## [Records shown]
_ _ _

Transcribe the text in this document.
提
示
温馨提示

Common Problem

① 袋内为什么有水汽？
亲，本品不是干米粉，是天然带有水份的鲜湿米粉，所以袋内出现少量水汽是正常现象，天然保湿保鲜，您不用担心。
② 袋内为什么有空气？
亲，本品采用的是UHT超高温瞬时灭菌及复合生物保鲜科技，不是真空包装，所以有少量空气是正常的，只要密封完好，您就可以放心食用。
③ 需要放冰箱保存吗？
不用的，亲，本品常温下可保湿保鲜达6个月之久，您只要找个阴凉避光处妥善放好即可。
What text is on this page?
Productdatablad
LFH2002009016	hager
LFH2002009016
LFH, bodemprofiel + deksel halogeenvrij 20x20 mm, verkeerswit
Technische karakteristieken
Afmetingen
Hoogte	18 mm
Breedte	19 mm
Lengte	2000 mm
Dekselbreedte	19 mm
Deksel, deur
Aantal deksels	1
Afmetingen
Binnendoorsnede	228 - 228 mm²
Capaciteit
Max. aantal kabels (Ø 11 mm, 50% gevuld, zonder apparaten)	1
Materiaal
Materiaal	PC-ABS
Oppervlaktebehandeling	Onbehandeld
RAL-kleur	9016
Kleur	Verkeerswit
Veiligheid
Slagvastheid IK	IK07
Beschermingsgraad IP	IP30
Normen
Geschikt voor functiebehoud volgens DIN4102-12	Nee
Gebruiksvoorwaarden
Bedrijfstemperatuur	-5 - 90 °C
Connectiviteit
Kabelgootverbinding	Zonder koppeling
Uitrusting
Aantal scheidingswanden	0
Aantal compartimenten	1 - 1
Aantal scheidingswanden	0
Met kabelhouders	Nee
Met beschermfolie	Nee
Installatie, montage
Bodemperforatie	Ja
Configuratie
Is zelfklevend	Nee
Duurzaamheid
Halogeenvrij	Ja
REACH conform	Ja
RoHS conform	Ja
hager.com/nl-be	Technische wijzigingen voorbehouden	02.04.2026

_ _ _

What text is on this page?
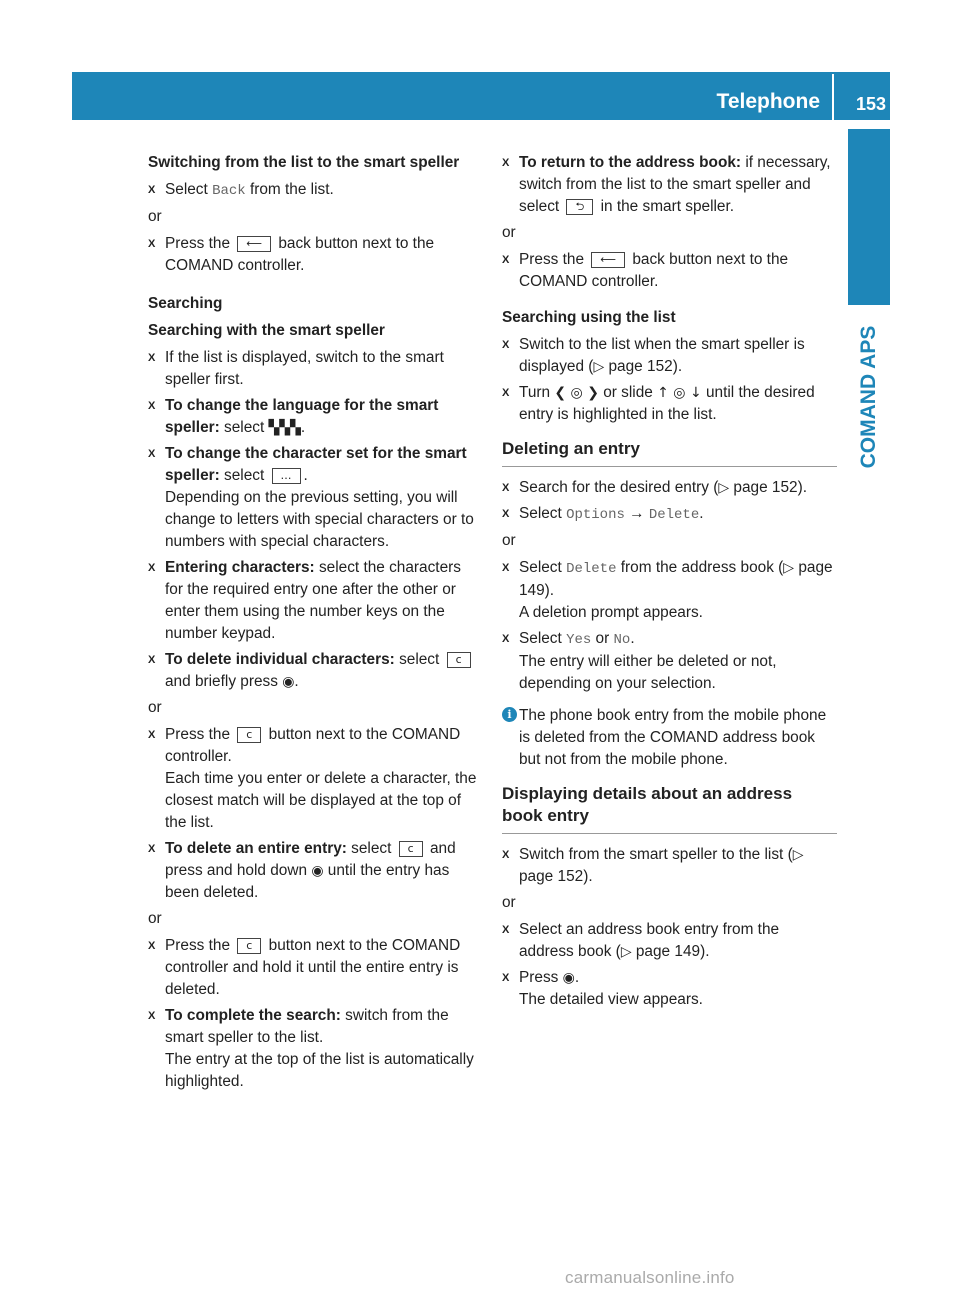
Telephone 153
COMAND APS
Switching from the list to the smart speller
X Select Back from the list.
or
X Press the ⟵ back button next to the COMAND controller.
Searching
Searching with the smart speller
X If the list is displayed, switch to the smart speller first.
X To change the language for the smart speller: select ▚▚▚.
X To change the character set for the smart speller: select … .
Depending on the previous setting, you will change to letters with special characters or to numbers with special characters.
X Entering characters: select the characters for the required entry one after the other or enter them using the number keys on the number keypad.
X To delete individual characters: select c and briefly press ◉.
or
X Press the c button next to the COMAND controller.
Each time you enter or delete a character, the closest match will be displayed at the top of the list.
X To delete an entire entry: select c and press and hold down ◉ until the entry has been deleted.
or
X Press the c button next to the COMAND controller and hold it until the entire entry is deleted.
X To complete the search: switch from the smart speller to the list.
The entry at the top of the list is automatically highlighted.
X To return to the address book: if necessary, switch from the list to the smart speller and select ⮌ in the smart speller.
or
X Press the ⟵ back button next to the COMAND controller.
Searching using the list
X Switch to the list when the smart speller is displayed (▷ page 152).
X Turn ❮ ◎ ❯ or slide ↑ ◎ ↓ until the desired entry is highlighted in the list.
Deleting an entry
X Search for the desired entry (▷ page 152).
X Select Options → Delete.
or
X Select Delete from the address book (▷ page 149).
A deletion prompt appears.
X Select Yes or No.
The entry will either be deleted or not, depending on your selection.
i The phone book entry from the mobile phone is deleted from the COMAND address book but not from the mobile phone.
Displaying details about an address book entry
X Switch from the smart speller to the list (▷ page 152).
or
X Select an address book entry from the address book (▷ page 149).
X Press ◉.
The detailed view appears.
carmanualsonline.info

_ _ _

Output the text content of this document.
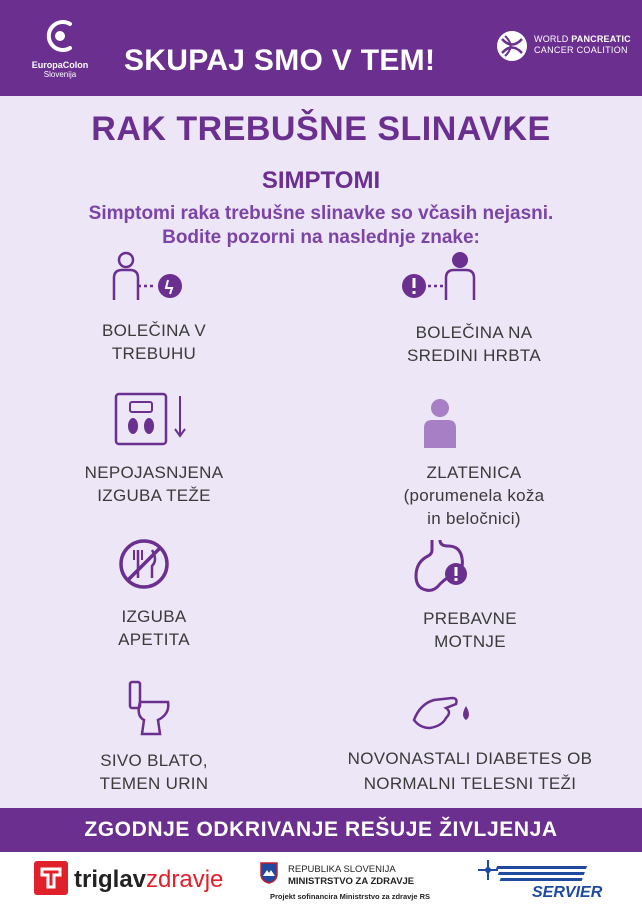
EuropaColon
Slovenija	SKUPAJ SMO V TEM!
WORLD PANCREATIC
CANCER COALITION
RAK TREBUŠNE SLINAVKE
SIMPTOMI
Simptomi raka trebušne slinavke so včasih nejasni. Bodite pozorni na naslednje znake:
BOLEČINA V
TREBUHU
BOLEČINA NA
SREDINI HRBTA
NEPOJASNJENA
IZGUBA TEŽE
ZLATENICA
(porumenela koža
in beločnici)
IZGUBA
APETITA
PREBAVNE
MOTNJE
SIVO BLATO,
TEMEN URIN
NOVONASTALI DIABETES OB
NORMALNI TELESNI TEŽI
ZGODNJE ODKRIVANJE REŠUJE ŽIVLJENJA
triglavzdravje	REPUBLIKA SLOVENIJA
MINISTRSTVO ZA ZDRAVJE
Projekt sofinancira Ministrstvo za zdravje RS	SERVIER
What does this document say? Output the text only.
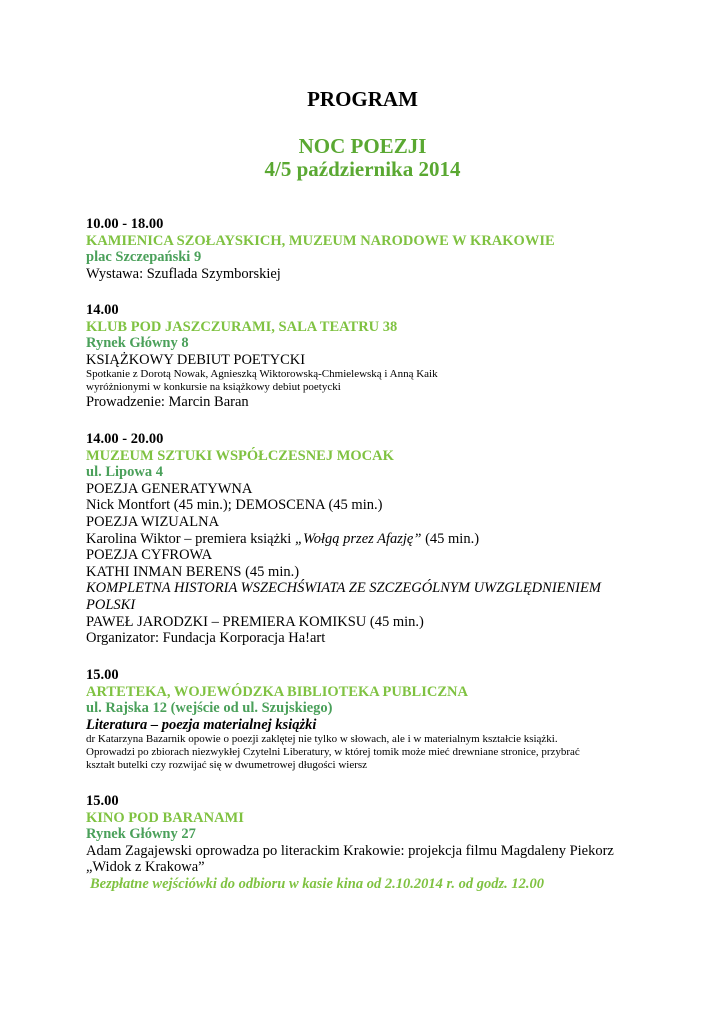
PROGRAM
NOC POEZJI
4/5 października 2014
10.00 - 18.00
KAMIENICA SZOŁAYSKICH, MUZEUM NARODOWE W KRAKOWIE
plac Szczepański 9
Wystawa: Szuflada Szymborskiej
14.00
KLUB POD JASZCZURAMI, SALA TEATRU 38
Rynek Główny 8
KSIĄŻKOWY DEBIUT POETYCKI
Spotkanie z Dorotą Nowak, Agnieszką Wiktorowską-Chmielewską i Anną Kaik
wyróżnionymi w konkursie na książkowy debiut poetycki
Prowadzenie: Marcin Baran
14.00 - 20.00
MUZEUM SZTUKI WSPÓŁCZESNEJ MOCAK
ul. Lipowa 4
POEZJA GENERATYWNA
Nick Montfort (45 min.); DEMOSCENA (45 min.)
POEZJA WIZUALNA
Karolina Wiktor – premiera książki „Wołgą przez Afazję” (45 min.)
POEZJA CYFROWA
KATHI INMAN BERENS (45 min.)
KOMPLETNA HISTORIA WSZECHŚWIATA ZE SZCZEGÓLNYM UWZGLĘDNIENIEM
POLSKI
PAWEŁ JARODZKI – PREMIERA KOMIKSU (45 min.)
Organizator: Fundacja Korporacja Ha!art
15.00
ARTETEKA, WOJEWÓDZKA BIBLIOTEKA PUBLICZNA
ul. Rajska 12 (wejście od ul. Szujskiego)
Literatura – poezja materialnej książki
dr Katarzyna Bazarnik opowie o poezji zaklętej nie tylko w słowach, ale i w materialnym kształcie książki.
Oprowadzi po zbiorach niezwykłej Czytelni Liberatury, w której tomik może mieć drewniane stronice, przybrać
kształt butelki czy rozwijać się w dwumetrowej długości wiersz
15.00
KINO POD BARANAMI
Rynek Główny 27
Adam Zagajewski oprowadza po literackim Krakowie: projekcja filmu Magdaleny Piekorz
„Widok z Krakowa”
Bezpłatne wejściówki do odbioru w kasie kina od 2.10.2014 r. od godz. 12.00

_ _ _

## [To do]
How many lines in the data contain the string "button"? Respond with the number only.

## [Answer to the exercise]
4